* _Data to process_:
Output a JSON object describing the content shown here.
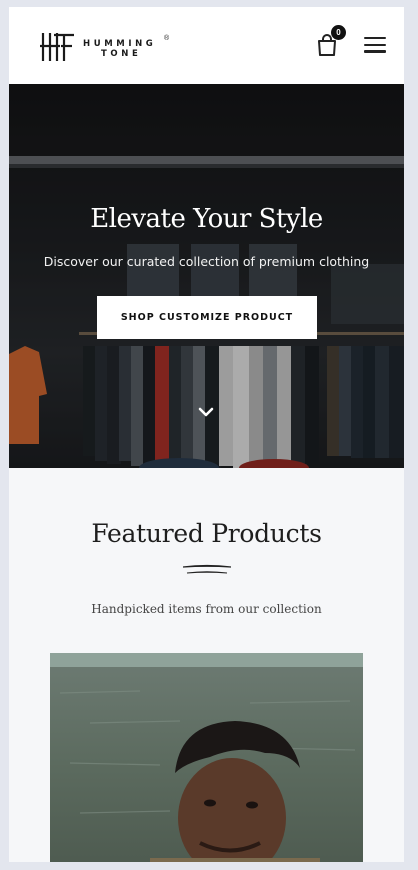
{
  "header": {
    "brand_line1": "HUMMING",
    "brand_line2": "TONE",
    "brand_reg": "®",
    "cart_count": "0",
    "cart_icon": "shopping-bag-icon",
    "menu_icon": "hamburger-menu-icon"
  },
  "hero": {
    "title": "Elevate Your Style",
    "subtitle": "Discover our curated collection of premium clothing",
    "cta_label": "SHOP CUSTOMIZE PRODUCT",
    "scroll_icon": "chevron-down-icon"
  },
  "featured": {
    "title": "Featured Products",
    "subtitle": "Handpicked items from our collection"
  },
  "colors": {
    "page_bg": "#f6f7f9",
    "header_bg": "#ffffff",
    "button_bg": "#ffffff",
    "text_dark": "#1e1e1e"
  }
}
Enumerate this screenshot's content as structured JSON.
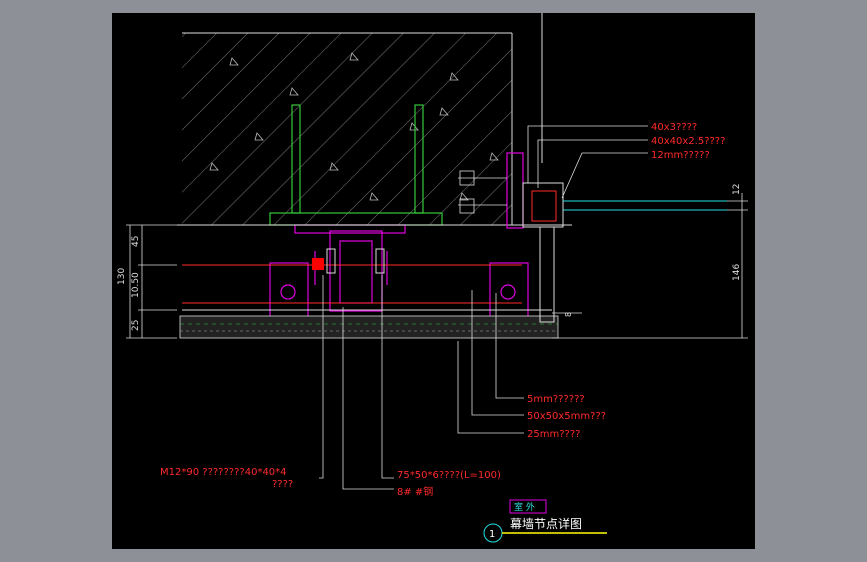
{
  "colors": {
    "background": "#8e9097",
    "canvas": "#000000",
    "annotation": "#ff2a2a",
    "magenta": "#e000e0",
    "green": "#35c83a",
    "cyan": "#28e0e0",
    "white": "#ffffff",
    "yellow": "#ffff00"
  },
  "callouts_top": {
    "aluminum_angle": "40x3????",
    "square_tube": "40x40x2.5????",
    "glass": "12mm?????"
  },
  "callouts_bottom": {
    "insulation": "5mm??????",
    "steel_angle": "50x50x5mm???",
    "stone": "25mm????"
  },
  "callouts_left": {
    "bolt": "M12*90  ????????40*40*4",
    "bolt_cont": "????",
    "channel": "75*50*6????(L=100)",
    "channel_steel": "8# #钢"
  },
  "dimensions": {
    "left_total": "130",
    "left_top": "45",
    "left_mid": "10.50",
    "left_bottom": "25",
    "right_small": "12",
    "right_total": "146",
    "right_gap": "8"
  },
  "labels": {
    "section_tag": "室 外",
    "detail_number": "1",
    "title": "幕墙节点详图"
  },
  "icons": {
    "bolt": "hex-bolt-icon",
    "anchor": "anchor-bolt-icon"
  }
}
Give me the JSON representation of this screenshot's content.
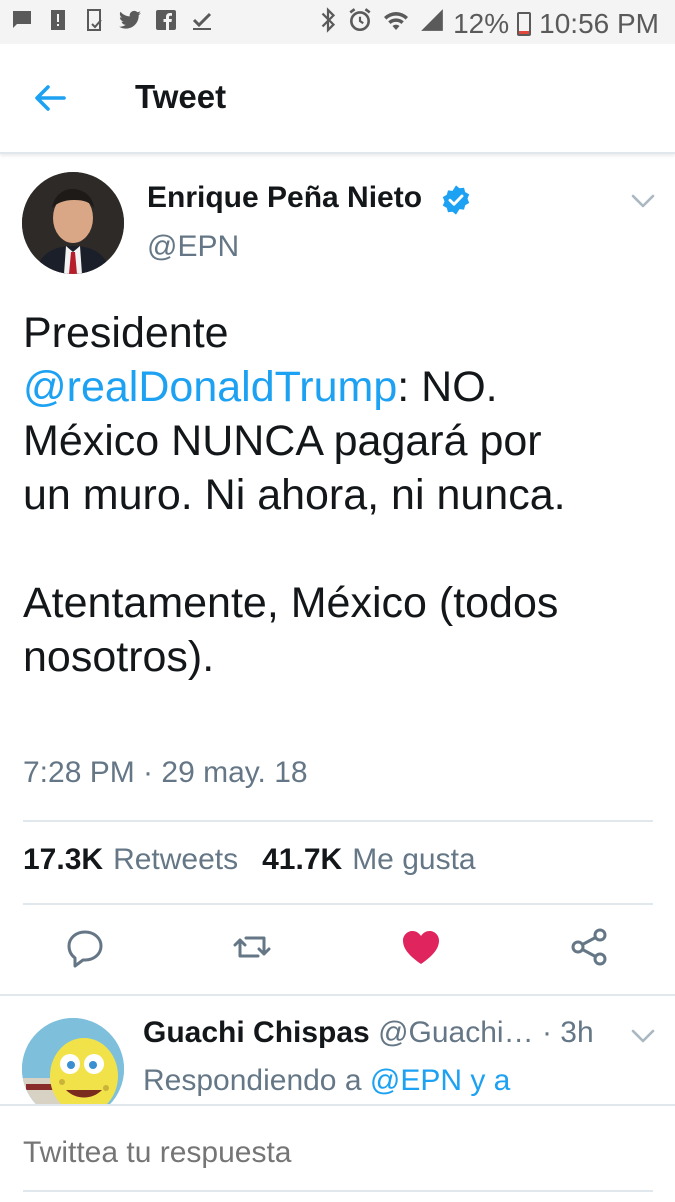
{
  "status_bar": {
    "battery": "12%",
    "time": "10:56 PM",
    "battery_level": 0.12,
    "left_icons": [
      "message-icon",
      "alert-icon",
      "screenshot-icon",
      "twitter-icon",
      "facebook-icon",
      "check-icon"
    ],
    "right_icons": [
      "bluetooth-icon",
      "alarm-icon",
      "wifi-icon",
      "signal-icon",
      "battery-icon"
    ]
  },
  "header": {
    "title": "Tweet",
    "back_icon": "back-arrow-icon"
  },
  "tweet": {
    "author_name": "Enrique Peña Nieto",
    "author_handle": "@EPN",
    "verified": true,
    "text_before": "Presidente\n",
    "mention": "@realDonaldTrump",
    "text_after": ": NO.\nMéxico NUNCA pagará por\nun muro. Ni ahora, ni nunca.\n\nAtentamente, México (todos\nnosotros).",
    "timestamp": "7:28 PM · 29 may. 18",
    "retweets_count": "17.3K",
    "retweets_label": "Retweets",
    "likes_count": "41.7K",
    "likes_label": "Me gusta",
    "liked": true,
    "accent_color": "#1da1f2",
    "like_color": "#e0245e"
  },
  "reply": {
    "author_name": "Guachi Chispas",
    "author_handle": "@Guachi…",
    "time": "· 3h",
    "context_prefix": "Respondiendo a ",
    "context_mention": "@EPN y a"
  },
  "compose": {
    "placeholder": "Twittea tu respuesta"
  }
}
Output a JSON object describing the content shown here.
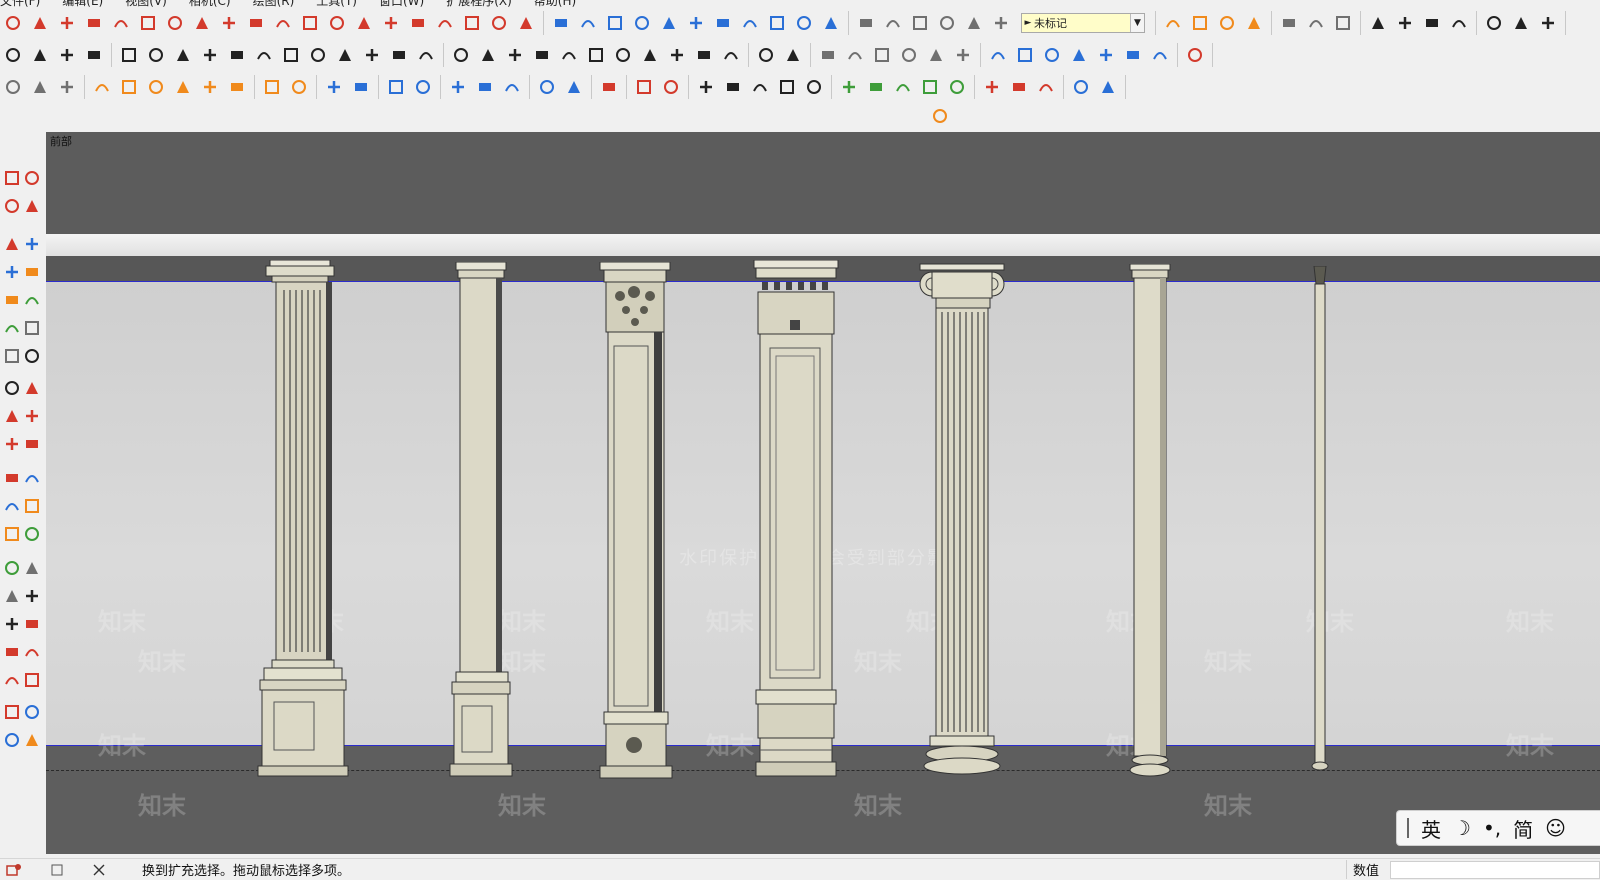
{
  "menu": {
    "items": [
      "文件(F)",
      "编辑(E)",
      "视图(V)",
      "相机(C)",
      "绘图(R)",
      "工具(T)",
      "窗口(W)",
      "扩展程序(X)",
      "帮助(H)"
    ]
  },
  "toolbar": {
    "tag_selector_value": "未标记",
    "colors": {
      "red": "#d33a2c",
      "blue": "#2a6fd6",
      "orange": "#f08a1c",
      "green": "#3e9d3a",
      "gray": "#707070",
      "dark": "#222222"
    }
  },
  "scene": {
    "tab_label": "前部",
    "watermark_text": "水印保护区   画质会受到部分影响",
    "watermark_logo": "知末",
    "columns": [
      {
        "name": "fluted-square-pilaster"
      },
      {
        "name": "plain-square-pilaster"
      },
      {
        "name": "carved-ornate-pilaster"
      },
      {
        "name": "paneled-dentil-pilaster"
      },
      {
        "name": "ionic-fluted-column"
      },
      {
        "name": "plain-round-column"
      },
      {
        "name": "slender-round-column"
      }
    ]
  },
  "ime": {
    "lang": "英",
    "moon": "☽",
    "punct": "•,",
    "script": "简",
    "emoji": "☺"
  },
  "status": {
    "hint": "换到扩充选择。拖动鼠标选择多项。",
    "measure_label": "数值"
  }
}
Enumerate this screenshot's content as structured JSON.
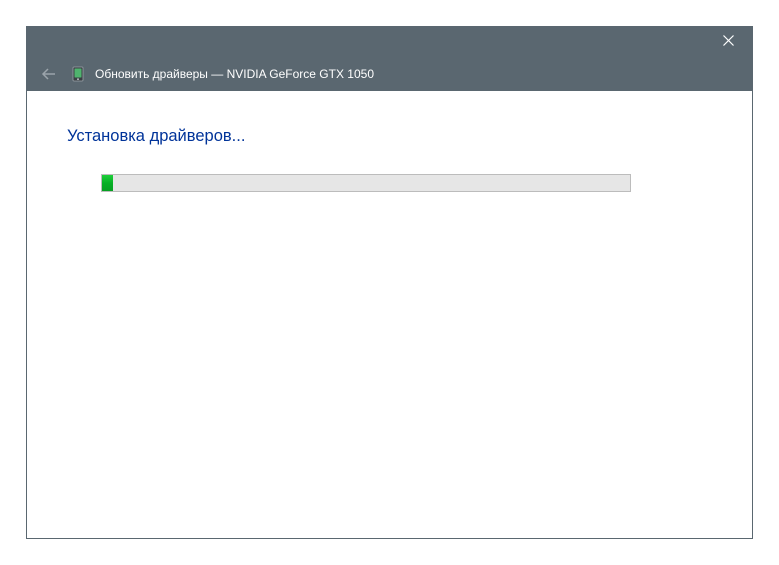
{
  "window": {
    "title": "Обновить драйверы — NVIDIA GeForce GTX 1050"
  },
  "content": {
    "heading": "Установка драйверов...",
    "progress_percent": 2
  }
}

* _Given task_:
Work out the number of lines above that include the string "items" and write only that number.

* _Task answer_:
2